What is required
Output the data word for word, dropping every image.

Input material
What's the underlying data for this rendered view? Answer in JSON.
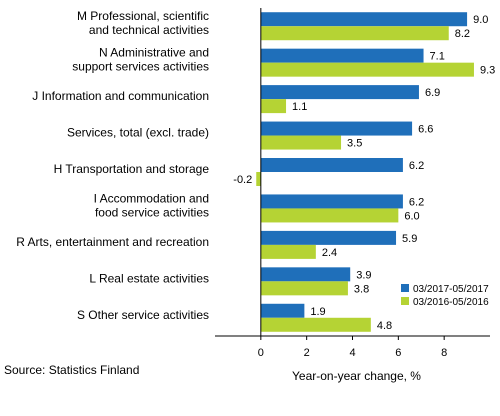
{
  "chart_data": {
    "type": "bar",
    "orientation": "horizontal",
    "categories": [
      [
        "M Professional, scientific",
        "and technical activities"
      ],
      [
        "N Administrative and",
        "support services activities"
      ],
      [
        "J Information and communication"
      ],
      [
        "Services, total (excl. trade)"
      ],
      [
        "H Transportation and storage"
      ],
      [
        "I Accommodation and",
        "food service activities"
      ],
      [
        "R Arts, entertainment and recreation"
      ],
      [
        "L Real estate activities"
      ],
      [
        "S Other service activities"
      ]
    ],
    "series": [
      {
        "name": "03/2017-05/2017",
        "color": "#1f6fba",
        "values": [
          9.0,
          7.1,
          6.9,
          6.6,
          6.2,
          6.2,
          5.9,
          3.9,
          1.9
        ]
      },
      {
        "name": "03/2016-05/2016",
        "color": "#b5d334",
        "values": [
          8.2,
          9.3,
          1.1,
          3.5,
          -0.2,
          6.0,
          2.4,
          3.8,
          4.8
        ]
      }
    ],
    "xlabel": "Year-on-year change, %",
    "xlim": [
      -2,
      10
    ],
    "xticks": [
      0,
      2,
      4,
      6,
      8
    ],
    "tick_labels": [
      "0",
      "2",
      "4",
      "6",
      "8"
    ],
    "legend_position": "bottom-right",
    "grid": false
  },
  "source": "Source: Statistics Finland"
}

Answer to this problem
What's the underlying data for this rendered view? Answer in JSON.
{
  "chart_data": {
    "type": "bar",
    "orientation": "horizontal",
    "categories": [
      [
        "M Professional, scientific",
        "and technical activities"
      ],
      [
        "N Administrative and",
        "support services activities"
      ],
      [
        "J Information and communication"
      ],
      [
        "Services, total (excl. trade)"
      ],
      [
        "H Transportation and storage"
      ],
      [
        "I Accommodation and",
        "food service activities"
      ],
      [
        "R Arts, entertainment and recreation"
      ],
      [
        "L Real estate activities"
      ],
      [
        "S Other service activities"
      ]
    ],
    "series": [
      {
        "name": "03/2017-05/2017",
        "color": "#1f6fba",
        "values": [
          9.0,
          7.1,
          6.9,
          6.6,
          6.2,
          6.2,
          5.9,
          3.9,
          1.9
        ]
      },
      {
        "name": "03/2016-05/2016",
        "color": "#b5d334",
        "values": [
          8.2,
          9.3,
          1.1,
          3.5,
          -0.2,
          6.0,
          2.4,
          3.8,
          4.8
        ]
      }
    ],
    "xlabel": "Year-on-year change, %",
    "xlim": [
      -2,
      10
    ],
    "xticks": [
      0,
      2,
      4,
      6,
      8
    ],
    "tick_labels": [
      "0",
      "2",
      "4",
      "6",
      "8"
    ],
    "legend_position": "bottom-right",
    "grid": false
  },
  "source": "Source: Statistics Finland"
}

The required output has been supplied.